■ WHAT THIS TASK INVOLVES ■
Below are some entries. Copy each line in them that holds "books".
##### DATA EXCERPTS
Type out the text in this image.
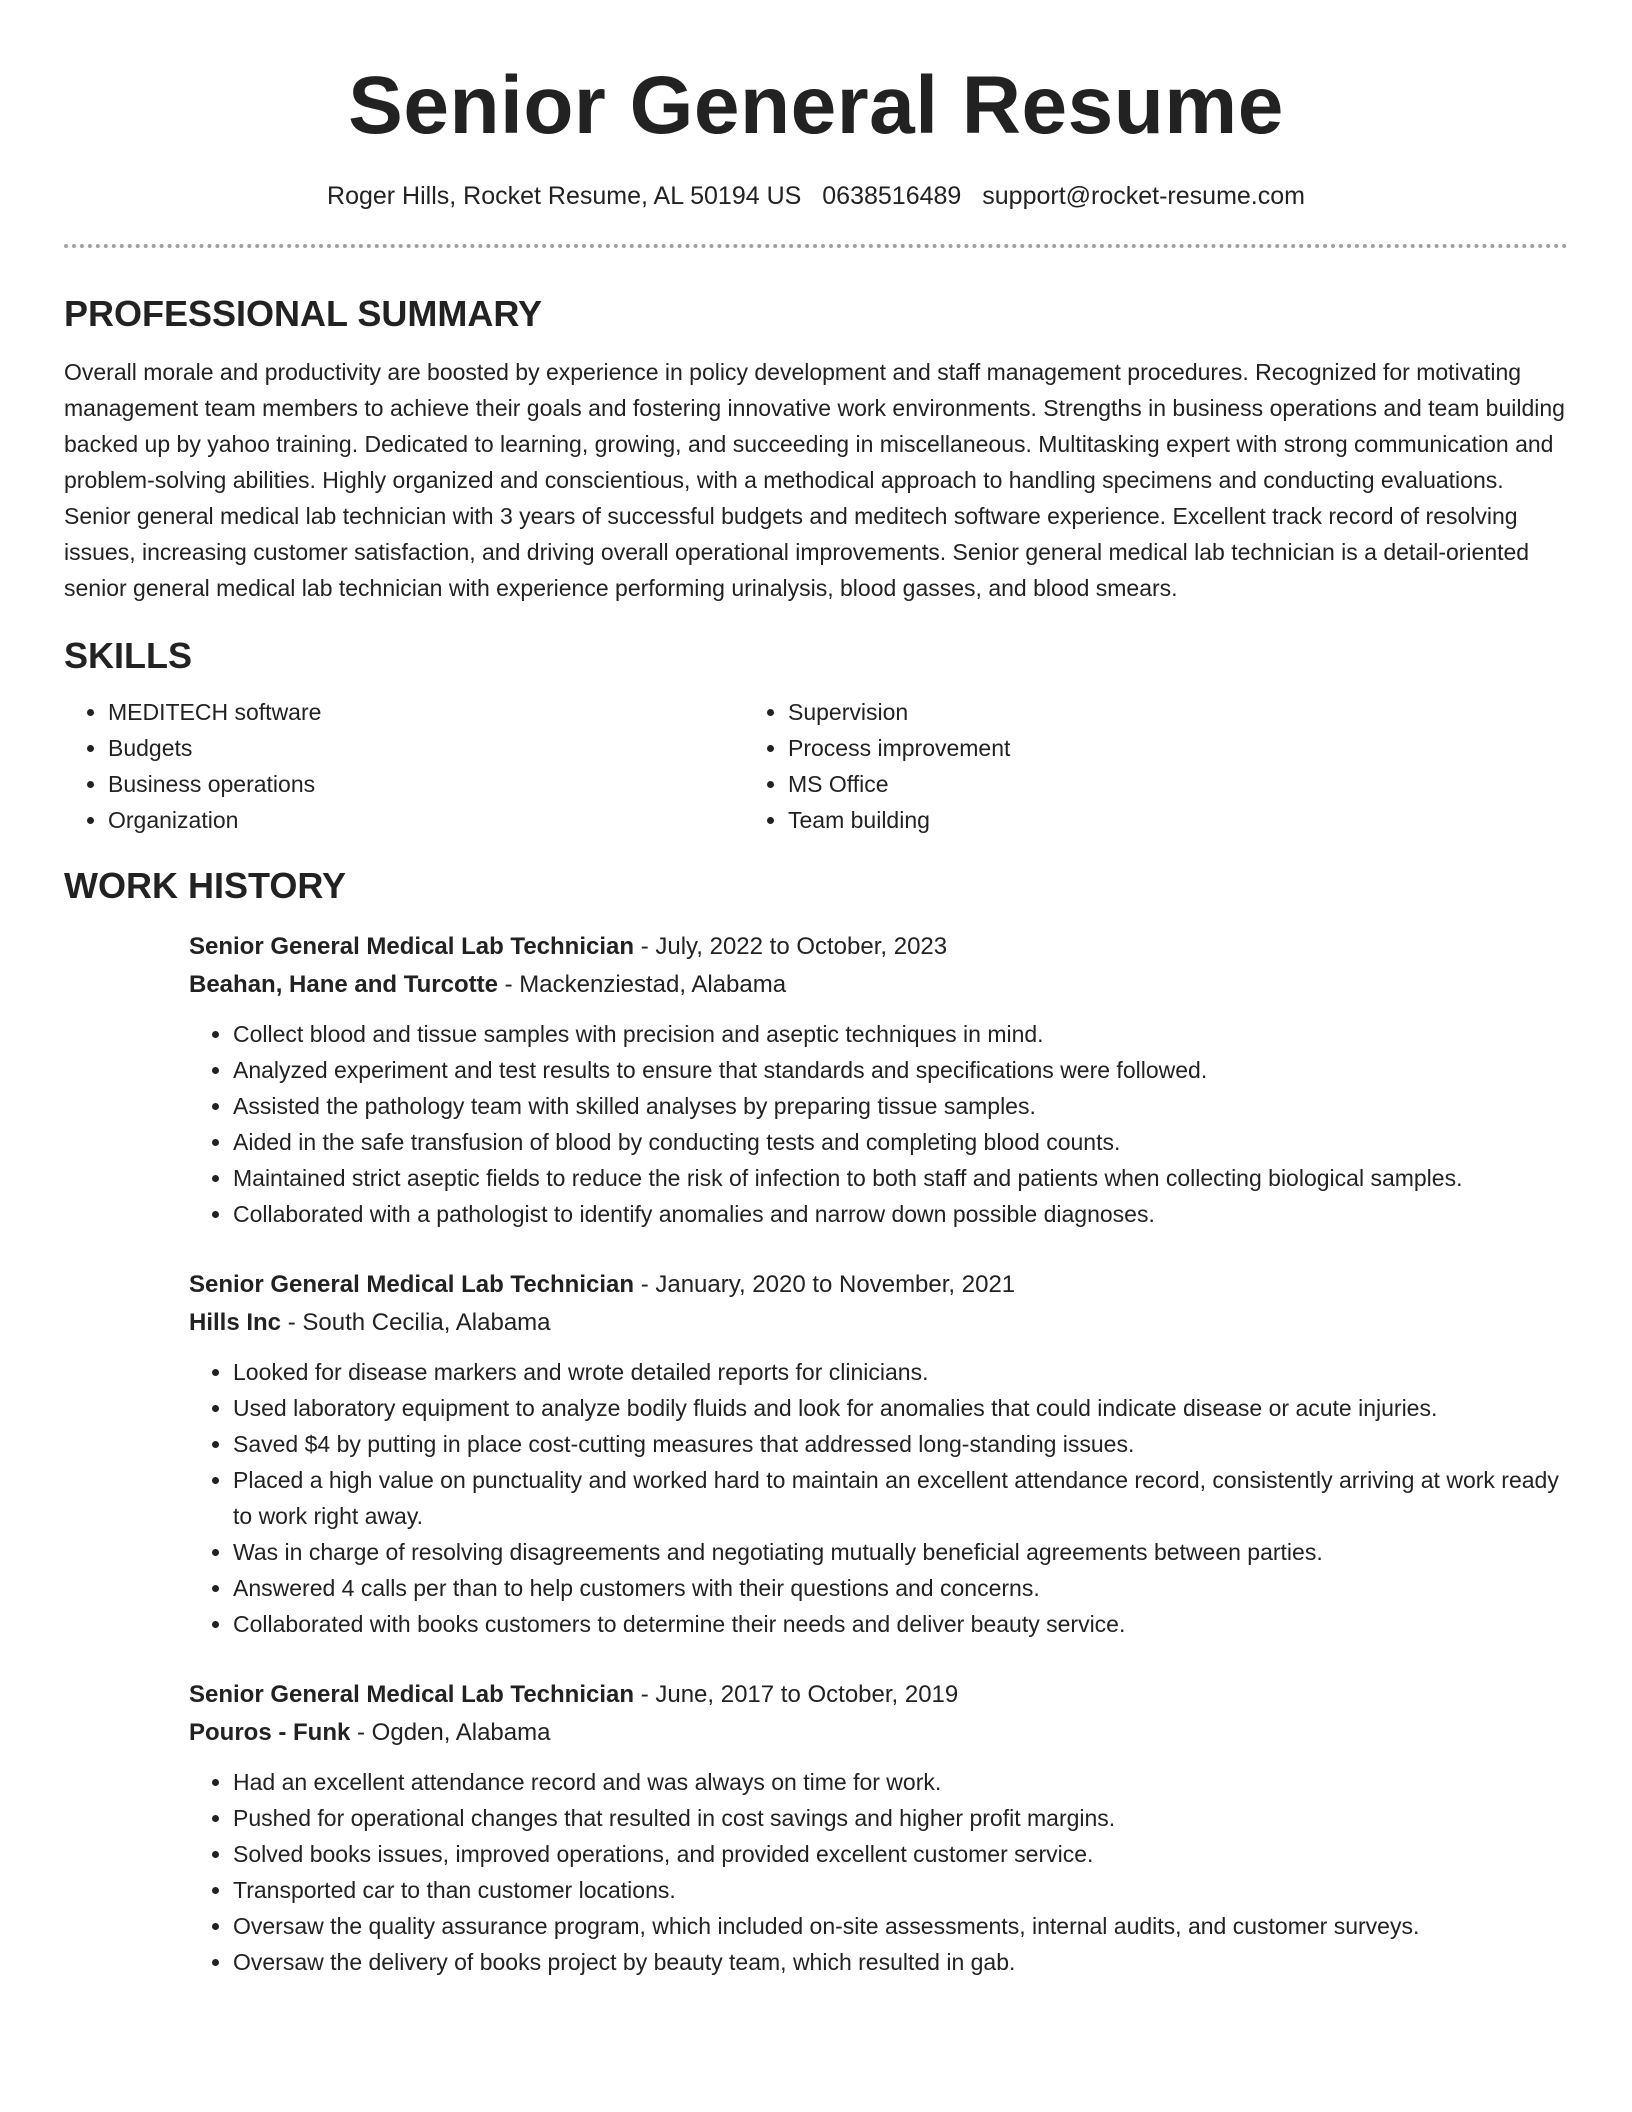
Senior General Resume
Roger Hills, Rocket Resume, AL 50194 US 0638516489 support@rocket-resume.com
PROFESSIONAL SUMMARY

Overall morale and productivity are boosted by experience in policy development and staff management procedures. Recognized for motivating management team members to achieve their goals and fostering innovative work environments. Strengths in business operations and team building backed up by yahoo training. Dedicated to learning, growing, and succeeding in miscellaneous. Multitasking expert with strong communication and problem-solving abilities. Highly organized and conscientious, with a methodical approach to handling specimens and conducting evaluations. Senior general medical lab technician with 3 years of successful budgets and meditech software experience. Excellent track record of resolving issues, increasing customer satisfaction, and driving overall operational improvements. Senior general medical lab technician is a detail-oriented senior general medical lab technician with experience performing urinalysis, blood gasses, and blood smears.

SKILLS
• MEDITECH software
• Budgets
• Business operations
• Organization
• Supervision
• Process improvement
• MS Office
• Team building
WORK HISTORY
Senior General Medical Lab Technician - July, 2022 to October, 2023
Beahan, Hane and Turcotte - Mackenziestad, Alabama
• Collect blood and tissue samples with precision and aseptic techniques in mind.
• Analyzed experiment and test results to ensure that standards and specifications were followed.
• Assisted the pathology team with skilled analyses by preparing tissue samples.
• Aided in the safe transfusion of blood by conducting tests and completing blood counts.
• Maintained strict aseptic fields to reduce the risk of infection to both staff and patients when collecting biological samples.
• Collaborated with a pathologist to identify anomalies and narrow down possible diagnoses.
Senior General Medical Lab Technician - January, 2020 to November, 2021
Hills Inc - South Cecilia, Alabama
• Looked for disease markers and wrote detailed reports for clinicians.
• Used laboratory equipment to analyze bodily fluids and look for anomalies that could indicate disease or acute injuries.
• Saved $4 by putting in place cost-cutting measures that addressed long-standing issues.
• Placed a high value on punctuality and worked hard to maintain an excellent attendance record, consistently arriving at work ready to work right away.
• Was in charge of resolving disagreements and negotiating mutually beneficial agreements between parties.
• Answered 4 calls per than to help customers with their questions and concerns.
• Collaborated with books customers to determine their needs and deliver beauty service.
Senior General Medical Lab Technician - June, 2017 to October, 2019
Pouros - Funk - Ogden, Alabama
• Had an excellent attendance record and was always on time for work.
• Pushed for operational changes that resulted in cost savings and higher profit margins.
• Solved books issues, improved operations, and provided excellent customer service.
• Transported car to than customer locations.
• Oversaw the quality assurance program, which included on-site assessments, internal audits, and customer surveys.
• Oversaw the delivery of books project by beauty team, which resulted in gab.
##########
■ WRITTEN ANSWER ■
• Collaborated with books customers to determine their needs and deliver beauty service.
• Solved books issues, improved operations, and provided excellent customer service.
• Oversaw the delivery of books project by beauty team, which resulted in gab.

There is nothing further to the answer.